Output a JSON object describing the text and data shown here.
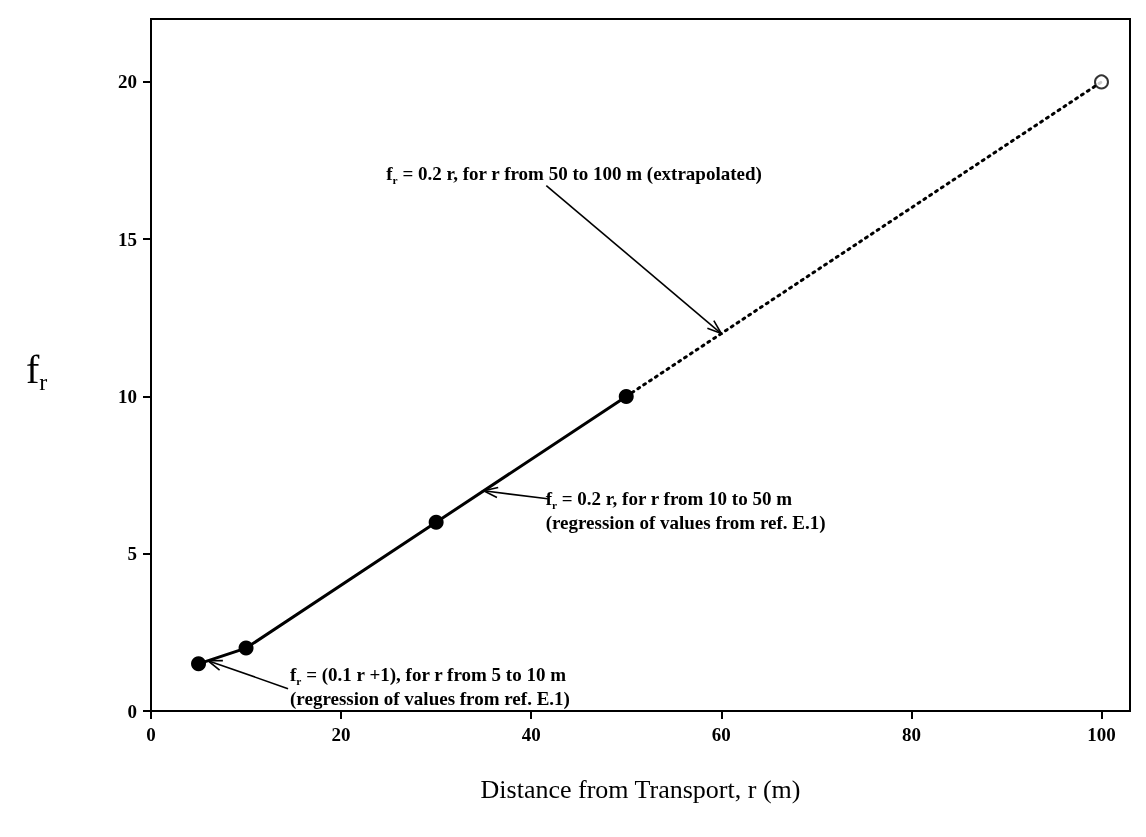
{
  "chart_data": {
    "type": "line",
    "xlabel": "Distance from Transport, r (m)",
    "ylabel": "f$_{r}$",
    "xlim": [
      0,
      103
    ],
    "xticks": [
      0,
      20,
      40,
      60,
      80,
      100
    ],
    "ylim": [
      0,
      22
    ],
    "yticks": [
      0,
      5,
      10,
      15,
      20
    ],
    "grid": false,
    "series": [
      {
        "x": [
          5,
          10,
          30,
          50
        ],
        "values": [
          1.5,
          2,
          6,
          10
        ],
        "color": "#000000",
        "marker": "circle",
        "line_style": "solid"
      },
      {
        "x": [
          50,
          100
        ],
        "values": [
          10,
          20
        ],
        "color": "#000000",
        "marker": "none",
        "line_style": "dotted"
      },
      {
        "type": "scatter",
        "x": [
          100
        ],
        "values": [
          20
        ],
        "color": "#000000",
        "marker": "circle"
      }
    ],
    "annotations": [
      {
        "text": "f$_{r}$ = 0.2 r, for r from 50 to 100 m (extrapolated)",
        "x": 60,
        "y": 12
      },
      {
        "text": "f$_{r}$ = 0.2 r, for r from 10 to 50 m\n(regression of values from ref. E.1)",
        "x": 35,
        "y": 7
      },
      {
        "text": "f$_{r}$ = (0.1 r +1), for r from 5 to 10 m\n(regression of values from ref. E.1)",
        "x": 6,
        "y": 1.6
      }
    ]
  }
}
◇ ◇ ◇ ◇ ◇ ◇ ◇
# [Stated exercise]
From the material above, copy everything exactly but the pictures.

# [Task answer]
Output a JSON object describing the text and data shown here.
{
  "chart_data": {
    "type": "line",
    "xlabel": "Distance from Transport, r (m)",
    "ylabel": "f$_{r}$",
    "xlim": [
      0,
      103
    ],
    "xticks": [
      0,
      20,
      40,
      60,
      80,
      100
    ],
    "ylim": [
      0,
      22
    ],
    "yticks": [
      0,
      5,
      10,
      15,
      20
    ],
    "grid": false,
    "series": [
      {
        "x": [
          5,
          10,
          30,
          50
        ],
        "values": [
          1.5,
          2,
          6,
          10
        ],
        "color": "#000000",
        "marker": "circle",
        "line_style": "solid"
      },
      {
        "x": [
          50,
          100
        ],
        "values": [
          10,
          20
        ],
        "color": "#000000",
        "marker": "none",
        "line_style": "dotted"
      },
      {
        "type": "scatter",
        "x": [
          100
        ],
        "values": [
          20
        ],
        "color": "#000000",
        "marker": "circle"
      }
    ],
    "annotations": [
      {
        "text": "f$_{r}$ = 0.2 r, for r from 50 to 100 m (extrapolated)",
        "x": 60,
        "y": 12
      },
      {
        "text": "f$_{r}$ = 0.2 r, for r from 10 to 50 m\n(regression of values from ref. E.1)",
        "x": 35,
        "y": 7
      },
      {
        "text": "f$_{r}$ = (0.1 r +1), for r from 5 to 10 m\n(regression of values from ref. E.1)",
        "x": 6,
        "y": 1.6
      }
    ]
  }
}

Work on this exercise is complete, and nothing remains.